**WHAT TO PRODUCE:** Quote the listing below in its entirety.

(Stored entries)
========
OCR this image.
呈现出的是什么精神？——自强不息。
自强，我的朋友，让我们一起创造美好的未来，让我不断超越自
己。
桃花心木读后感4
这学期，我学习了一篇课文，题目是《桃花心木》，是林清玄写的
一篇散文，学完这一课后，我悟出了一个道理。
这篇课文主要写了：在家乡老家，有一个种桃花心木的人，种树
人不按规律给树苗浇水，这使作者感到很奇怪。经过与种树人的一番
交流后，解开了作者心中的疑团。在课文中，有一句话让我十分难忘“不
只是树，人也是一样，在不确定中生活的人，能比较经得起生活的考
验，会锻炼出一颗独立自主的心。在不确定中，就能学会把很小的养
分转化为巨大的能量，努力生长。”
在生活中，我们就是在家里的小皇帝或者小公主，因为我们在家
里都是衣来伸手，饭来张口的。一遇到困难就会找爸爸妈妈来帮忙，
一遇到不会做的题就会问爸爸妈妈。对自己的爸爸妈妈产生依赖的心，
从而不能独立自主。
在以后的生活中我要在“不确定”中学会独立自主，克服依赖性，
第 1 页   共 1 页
========
**COMPLETE ANSWER:**
OCR this image.
呈现出的是什么精神？——自强不息。
自强，我的朋友，让我们一起创造美好的未来，让我不断超越自
己。
桃花心木读后感4
这学期，我学习了一篇课文，题目是《桃花心木》，是林清玄写的
一篇散文，学完这一课后，我悟出了一个道理。
这篇课文主要写了：在家乡老家，有一个种桃花心木的人，种树
人不按规律给树苗浇水，这使作者感到很奇怪。经过与种树人的一番
交流后，解开了作者心中的疑团。在课文中，有一句话让我十分难忘“不
只是树，人也是一样，在不确定中生活的人，能比较经得起生活的考
验，会锻炼出一颗独立自主的心。在不确定中，就能学会把很小的养
分转化为巨大的能量，努力生长。”
在生活中，我们就是在家里的小皇帝或者小公主，因为我们在家
里都是衣来伸手，饭来张口的。一遇到困难就会找爸爸妈妈来帮忙，
一遇到不会做的题就会问爸爸妈妈。对自己的爸爸妈妈产生依赖的心，
从而不能独立自主。
在以后的生活中我要在“不确定”中学会独立自主，克服依赖性，
第 1 页   共 1 页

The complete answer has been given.